┌─ Working data

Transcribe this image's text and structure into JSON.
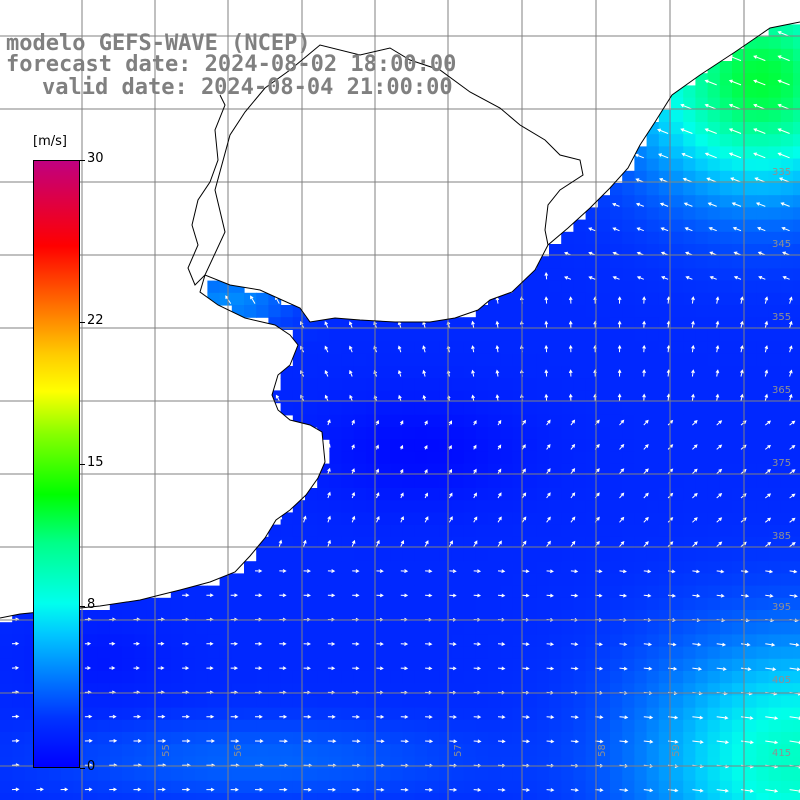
{
  "title": {
    "line1": "modelo GEFS-WAVE (NCEP)",
    "line2": "forecast date: 2024-08-02 18:00:00",
    "line3": "valid date: 2024-08-04 21:00:00"
  },
  "colorbar": {
    "unit": "[m/s]",
    "ticks": [
      {
        "label": "30",
        "value": 30
      },
      {
        "label": "22",
        "value": 22
      },
      {
        "label": "15",
        "value": 15
      },
      {
        "label": "8",
        "value": 8
      },
      {
        "label": "0",
        "value": 0
      }
    ]
  },
  "grid_labels": {
    "right": [
      "335",
      "345",
      "355",
      "365",
      "375",
      "385",
      "395",
      "405",
      "415"
    ],
    "bottom": [
      "55",
      "56",
      "57",
      "58",
      "59"
    ]
  },
  "colors": {
    "land": "#ffffff",
    "coast": "#000000",
    "grid": "#808080",
    "arrow": "#ffffff",
    "text": "#808080"
  }
}
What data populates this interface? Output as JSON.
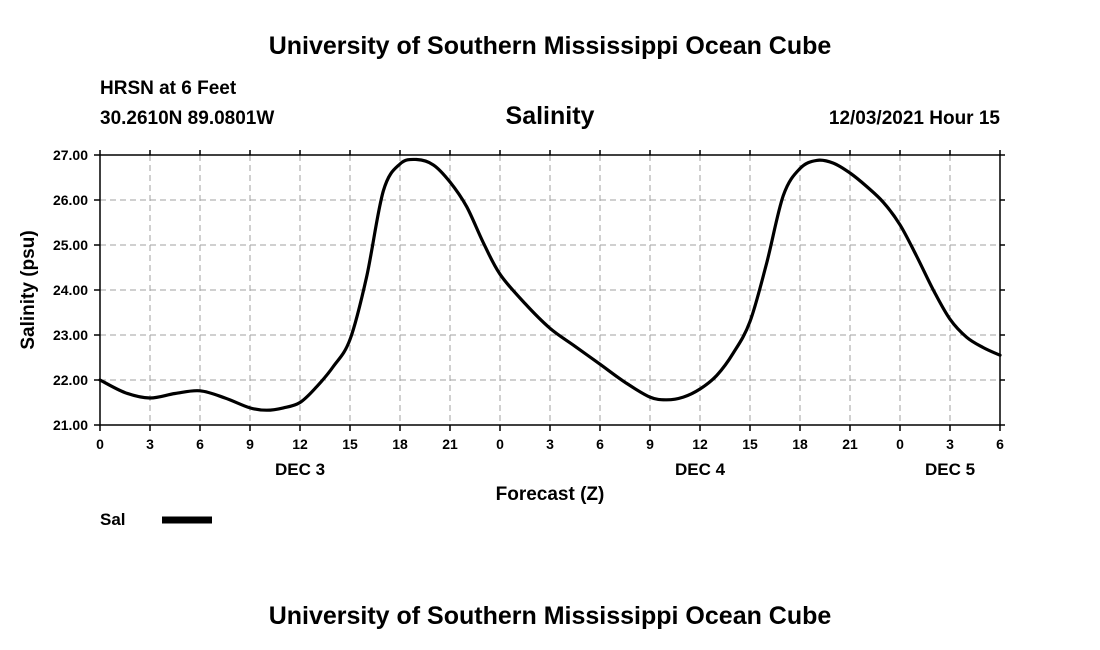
{
  "header": {
    "title": "University of Southern Mississippi Ocean Cube",
    "station": "HRSN at 6 Feet",
    "coords": "30.2610N  89.0801W",
    "date": "12/03/2021 Hour 15",
    "footer_title": "University of Southern Mississippi Ocean Cube"
  },
  "colors": {
    "line": "#000000",
    "grid": "#a0a0a0",
    "background": "#ffffff"
  },
  "chart_data": {
    "type": "line",
    "title": "Salinity",
    "xlabel": "Forecast (Z)",
    "ylabel": "Salinity (psu)",
    "xlim": [
      0,
      54
    ],
    "ylim": [
      21.0,
      27.0
    ],
    "x_tick_hours": [
      0,
      3,
      6,
      9,
      12,
      15,
      18,
      21,
      24,
      27,
      30,
      33,
      36,
      39,
      42,
      45,
      48,
      51,
      54
    ],
    "x_tick_labels": [
      "0",
      "3",
      "6",
      "9",
      "12",
      "15",
      "18",
      "21",
      "0",
      "3",
      "6",
      "9",
      "12",
      "15",
      "18",
      "21",
      "0",
      "3",
      "6"
    ],
    "y_ticks": [
      21,
      22,
      23,
      24,
      25,
      26,
      27
    ],
    "y_tick_labels": [
      "21.00",
      "22.00",
      "23.00",
      "24.00",
      "25.00",
      "26.00",
      "27.00"
    ],
    "day_labels": [
      {
        "hour": 12,
        "label": "DEC 3"
      },
      {
        "hour": 36,
        "label": "DEC 4"
      },
      {
        "hour": 51,
        "label": "DEC 5"
      }
    ],
    "grid": true,
    "legend": {
      "position": "bottom-left",
      "entries": [
        "Sal"
      ]
    },
    "series": [
      {
        "name": "Sal",
        "x": [
          0,
          1.5,
          3,
          4.5,
          6,
          7.5,
          9,
          10,
          11,
          12,
          13,
          14,
          15,
          16,
          17,
          18,
          19,
          20,
          21,
          22,
          23,
          24,
          25.5,
          27,
          28.5,
          30,
          31.5,
          33,
          34,
          35,
          36,
          37,
          38,
          39,
          40,
          41,
          42,
          43,
          44,
          45,
          46,
          47,
          48,
          49,
          50,
          51,
          52,
          53,
          54
        ],
        "values": [
          22.0,
          21.72,
          21.6,
          21.7,
          21.76,
          21.6,
          21.38,
          21.33,
          21.38,
          21.5,
          21.85,
          22.3,
          22.9,
          24.3,
          26.2,
          26.8,
          26.9,
          26.78,
          26.4,
          25.85,
          25.05,
          24.35,
          23.7,
          23.15,
          22.75,
          22.35,
          21.95,
          21.62,
          21.56,
          21.62,
          21.8,
          22.1,
          22.6,
          23.3,
          24.6,
          26.1,
          26.7,
          26.88,
          26.82,
          26.6,
          26.3,
          25.95,
          25.45,
          24.75,
          24.0,
          23.35,
          22.95,
          22.72,
          22.55
        ]
      }
    ]
  }
}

└─

## Objective
Every line containing the string "date" must be listed.

## Task answer
    "line2": "forecast date: 2024-08-02 18:00:00",
    "line3": "valid date: 2024-08-04 21:00:00"
    "date": "12/03/2021 Hour 15",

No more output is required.